- _Instruction_
Please list all lines of the material below in which the string "Average" occurs.

- _Given records_
-- BEGIN --

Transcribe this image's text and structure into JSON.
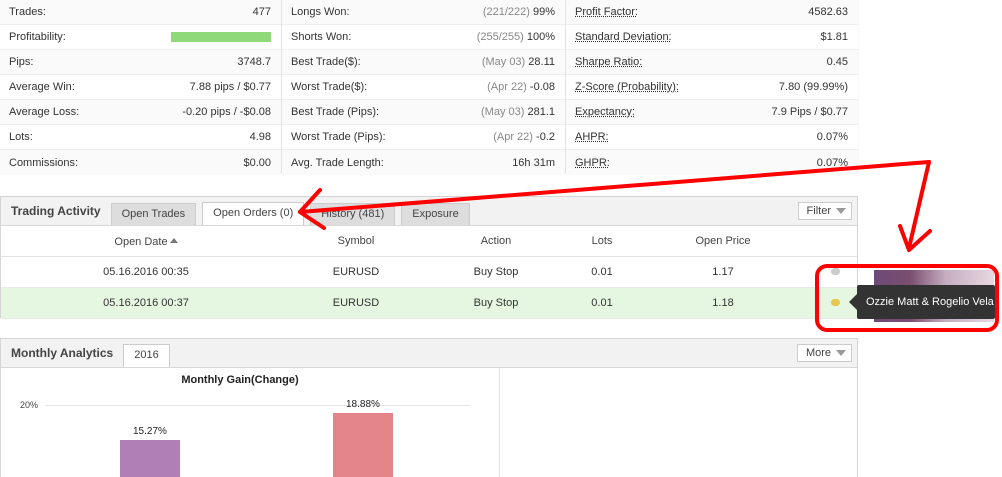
{
  "stats": {
    "col1": [
      {
        "label": "Trades:",
        "value": "477"
      },
      {
        "label": "Profitability:",
        "value": ""
      },
      {
        "label": "Pips:",
        "value": "3748.7"
      },
      {
        "label": "Average Win:",
        "value": "7.88 pips / $0.77"
      },
      {
        "label": "Average Loss:",
        "value": "-0.20 pips / -$0.08"
      },
      {
        "label": "Lots:",
        "value": "4.98"
      },
      {
        "label": "Commissions:",
        "value": "$0.00"
      }
    ],
    "col2": [
      {
        "label": "Longs Won:",
        "grey": "(221/222)",
        "value": "99%"
      },
      {
        "label": "Shorts Won:",
        "grey": "(255/255)",
        "value": "100%"
      },
      {
        "label": "Best Trade($):",
        "grey": "(May 03)",
        "value": "28.11"
      },
      {
        "label": "Worst Trade($):",
        "grey": "(Apr 22)",
        "value": "-0.08"
      },
      {
        "label": "Best Trade (Pips):",
        "grey": "(May 03)",
        "value": "281.1"
      },
      {
        "label": "Worst Trade (Pips):",
        "grey": "(Apr 22)",
        "value": "-0.2"
      },
      {
        "label": "Avg. Trade Length:",
        "grey": "",
        "value": "16h 31m"
      }
    ],
    "col3": [
      {
        "label": "Profit Factor:",
        "value": "4582.63"
      },
      {
        "label": "Standard Deviation:",
        "value": "$1.81"
      },
      {
        "label": "Sharpe Ratio:",
        "value": "0.45"
      },
      {
        "label": "Z-Score (Probability):",
        "value": "7.80 (99.99%)"
      },
      {
        "label": "Expectancy:",
        "value": "7.9 Pips / $0.77"
      },
      {
        "label": "AHPR:",
        "value": "0.07%"
      },
      {
        "label": "GHPR:",
        "value": "0.07%"
      }
    ]
  },
  "activity": {
    "title": "Trading Activity",
    "tabs": [
      "Open Trades",
      "Open Orders (0)",
      "History (481)",
      "Exposure"
    ],
    "filter": "Filter",
    "columns": [
      "Open Date",
      "Symbol",
      "Action",
      "Lots",
      "Open Price"
    ],
    "rows": [
      {
        "date": "05.16.2016 00:35",
        "symbol": "EURUSD",
        "action": "Buy Stop",
        "lots": "0.01",
        "price": "1.17"
      },
      {
        "date": "05.16.2016 00:37",
        "symbol": "EURUSD",
        "action": "Buy Stop",
        "lots": "0.01",
        "price": "1.18"
      }
    ],
    "tooltip": "Ozzie Matt & Rogelio Vela"
  },
  "monthly": {
    "title": "Monthly Analytics",
    "tab": "2016",
    "more": "More"
  },
  "chart_data": {
    "type": "bar",
    "title": "Monthly Gain(Change)",
    "categories": [
      "",
      ""
    ],
    "values": [
      15.27,
      18.88
    ],
    "labels": [
      "15.27%",
      "18.88%"
    ],
    "colors": [
      "#b07fb6",
      "#e4858a"
    ],
    "ytick": "20%",
    "ylim": [
      0,
      20
    ]
  },
  "colors": {
    "profit_bar": "#8fd97a",
    "highlight_row": "#e6f7e1",
    "annotation": "#ff0000"
  }
}
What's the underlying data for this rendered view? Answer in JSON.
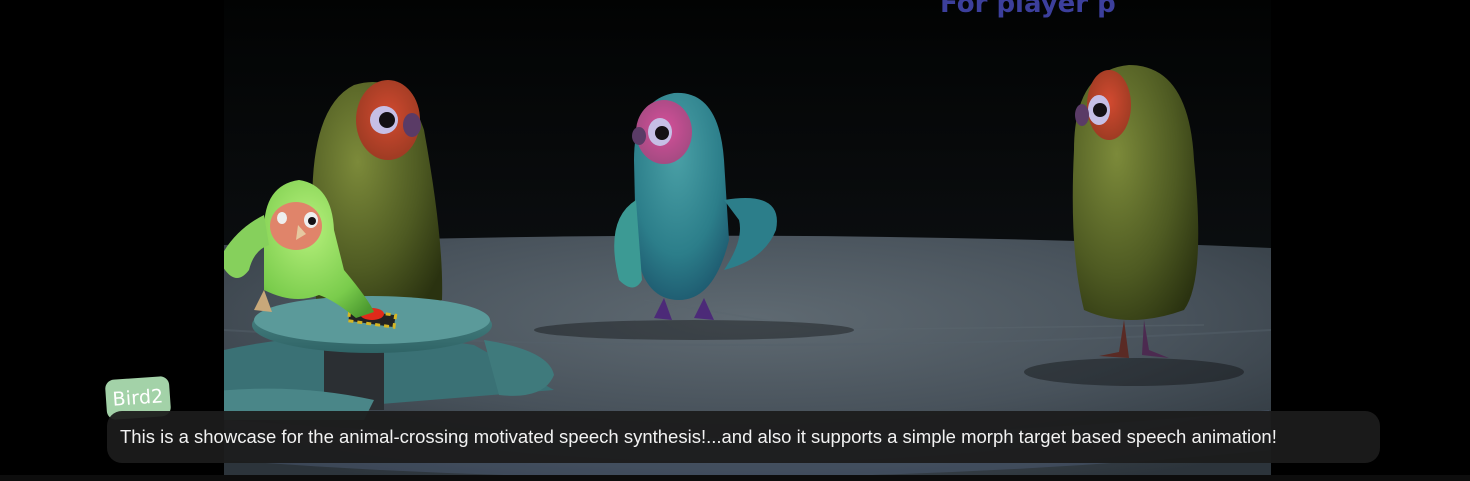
{
  "scene": {
    "banner_text": "For player p"
  },
  "dialogue": {
    "speaker": "Bird2",
    "text": "This is a showcase for the animal-crossing motivated speech synthesis!...and also it supports a simple morph target based speech animation!"
  },
  "colors": {
    "name_tag": "#a3d2a8",
    "dialogue_box": "#1c1c1c",
    "banner": "#3c3f9c"
  }
}
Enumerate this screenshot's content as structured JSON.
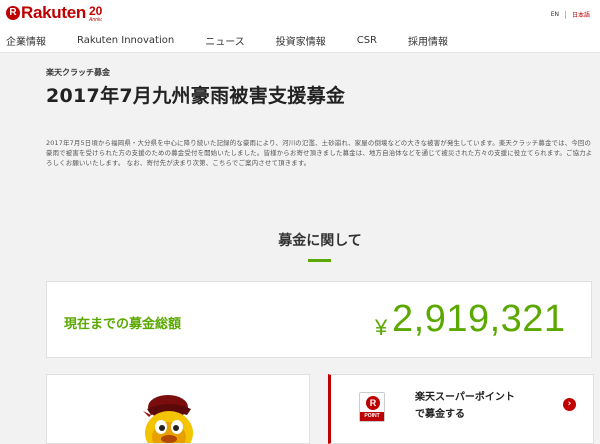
{
  "header": {
    "logo_mark": "R",
    "logo_text": "Rakuten",
    "anniversary_number": "20",
    "anniversary_label": "Anniv.",
    "languages": [
      "EN",
      "日本語"
    ]
  },
  "nav": {
    "items": [
      "企業情報",
      "Rakuten Innovation",
      "ニュース",
      "投資家情報",
      "CSR",
      "採用情報"
    ]
  },
  "article": {
    "kicker": "楽天クラッチ募金",
    "title": "2017年7月九州豪雨被害支援募金",
    "body": "2017年7月5日頃から福岡県・大分県を中心に降り続いた記録的な豪雨により、河川の氾濫、土砂崩れ、家屋の倒壊などの大きな被害が発生しています。楽天クラッチ募金では、今回の豪雨で被害を受けられた方の支援のための募金受付を開始いたしました。皆様からお寄せ頂きました募金は、地方自治体などを通じて被災された方々の支援に役立てられます。ご協力よろしくお願いいたします。 なお、寄付先が決まり次第、こちらでご案内させて頂きます。"
  },
  "donation": {
    "section_title": "募金に関して",
    "total_label": "現在までの募金総額",
    "currency_symbol": "¥",
    "total_value": "2,919,321"
  },
  "point_card": {
    "icon_letter": "R",
    "icon_tag": "POINT",
    "line1": "楽天スーパーポイント",
    "line2": "で募金する",
    "arrow_icon": "chevron-right-icon"
  },
  "colors": {
    "brand_red": "#bf0000",
    "accent_green": "#5aa800"
  }
}
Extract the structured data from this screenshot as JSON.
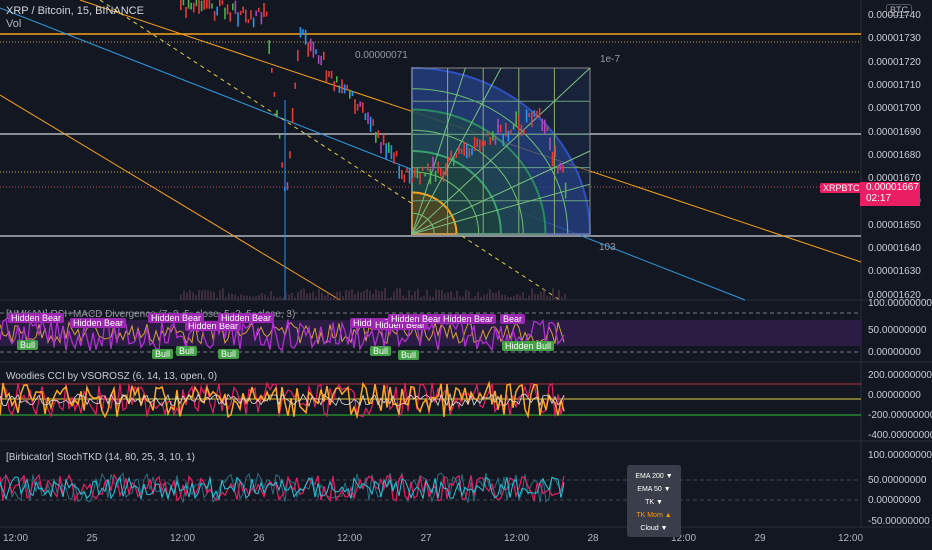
{
  "header": {
    "title": "XRP / Bitcoin, 15, BINANCE",
    "volume_label": "Vol",
    "currency_button": "BTC"
  },
  "price_axis": [
    "0.00001740",
    "0.00001730",
    "0.00001720",
    "0.00001710",
    "0.00001700",
    "0.00001690",
    "0.00001680",
    "0.00001670",
    "0.00001660",
    "0.00001650",
    "0.00001640",
    "0.00001630",
    "0.00001620"
  ],
  "last_price": {
    "symbol": "XRPBTC",
    "price": "0.00001667",
    "countdown": "02:17",
    "color": "#e91e63"
  },
  "drawing_labels": {
    "gann_price_range": "0.00000071",
    "gann_scale": "1e-7",
    "gann_bars": "103"
  },
  "indicators": [
    {
      "name": "[NMKAN] RSI+MACD Divergence (7, 9, 5, close, 5, 3, 5, close, 3)",
      "axis": [
        "100.00000000",
        "50.00000000",
        "0.00000000"
      ],
      "bear_tags": [
        "Hidden Bear",
        "Hidden Bear",
        "Hidden Bear",
        "Hidden Bear",
        "Hidden Bear",
        "Hidden Bear",
        "Hidden Bear",
        "Hidden Bear",
        "Hidden Bear",
        "Bear"
      ],
      "bull_tags": [
        "Bull",
        "Bull",
        "Bull",
        "Bull",
        "Bull",
        "Bull",
        "Hidden Bull"
      ]
    },
    {
      "name": "Woodies CCI by VSOROSZ (6, 14, 13, open, 0)",
      "axis": [
        "200.00000000",
        "0.00000000",
        "-200.00000000",
        "-400.00000000"
      ]
    },
    {
      "name": "[Birbicator] StochTKD (14, 80, 25, 3, 10, 1)",
      "axis": [
        "100.00000000",
        "50.00000000",
        "0.00000000",
        "-50.00000000"
      ]
    }
  ],
  "signal_popup": [
    {
      "label": "EMA 200 ▼"
    },
    {
      "label": "EMA 50 ▼"
    },
    {
      "label": "TK ▼"
    },
    {
      "label": "TK Mom ▲"
    },
    {
      "label": "Cloud ▼"
    }
  ],
  "time_axis": [
    "12:00",
    "25",
    "12:00",
    "26",
    "12:00",
    "27",
    "12:00",
    "28",
    "12:00",
    "29",
    "12:00"
  ]
}
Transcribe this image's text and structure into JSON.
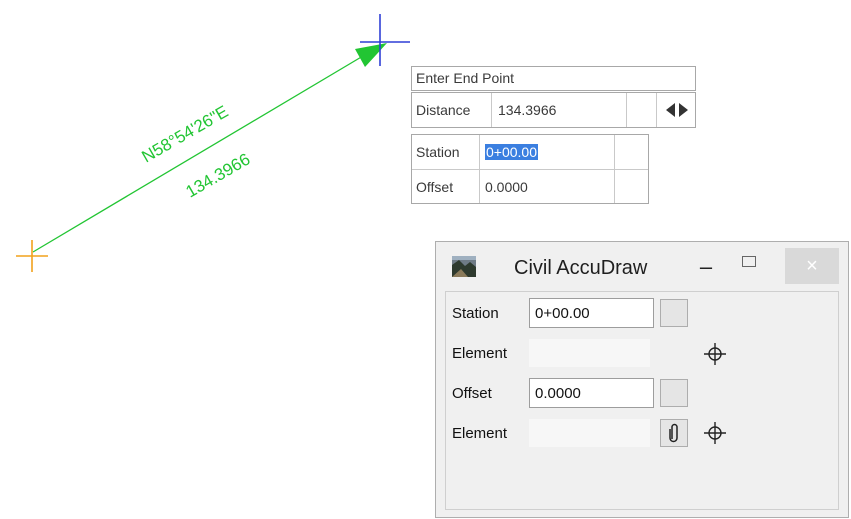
{
  "canvas": {
    "bearing_label": "N58°54'26\"E",
    "distance_label": "134.3966",
    "line_color": "#22c533",
    "start_cursor_color": "#f2a21c",
    "end_cursor_color": "#2f3fd6"
  },
  "prompt": {
    "title": "Enter End Point",
    "distance_label": "Distance",
    "distance_value": "134.3966",
    "station_label": "Station",
    "station_value": "0+00.00",
    "offset_label": "Offset",
    "offset_value": "0.0000"
  },
  "accudraw": {
    "title": "Civil AccuDraw",
    "minimize_glyph": "–",
    "maximize_glyph": "□",
    "close_glyph": "×",
    "close_color": "#d9d9d9",
    "rows": {
      "station_label": "Station",
      "station_value": "0+00.00",
      "element1_label": "Element",
      "element1_value": "",
      "offset_label": "Offset",
      "offset_value": "0.0000",
      "element2_label": "Element",
      "element2_value": ""
    }
  }
}
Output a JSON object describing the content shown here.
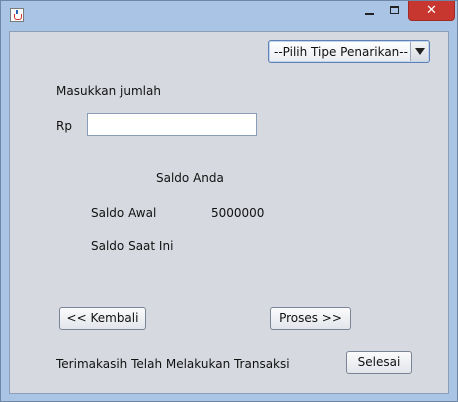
{
  "window": {
    "title": "",
    "controls": {
      "minimize": "minimize",
      "maximize": "maximize",
      "close": "✕"
    }
  },
  "withdrawal_type": {
    "selected": "--Pilih Tipe Penarikan--"
  },
  "amount": {
    "prompt": "Masukkan jumlah",
    "currency": "Rp",
    "value": ""
  },
  "balance": {
    "heading": "Saldo Anda",
    "initial_label": "Saldo Awal",
    "initial_value": "5000000",
    "current_label": "Saldo Saat Ini",
    "current_value": ""
  },
  "buttons": {
    "back": "<< Kembali",
    "process": "Proses >>",
    "finish": "Selesai"
  },
  "footer": {
    "message": "Terimakasih Telah Melakukan Transaksi"
  },
  "colors": {
    "title_bar": "#a9c4e4",
    "panel": "#d6d9df",
    "close_button": "#c7372f"
  }
}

-- END --

- _Result_
        "label": "Average Win:",
        "label": "Average Loss:",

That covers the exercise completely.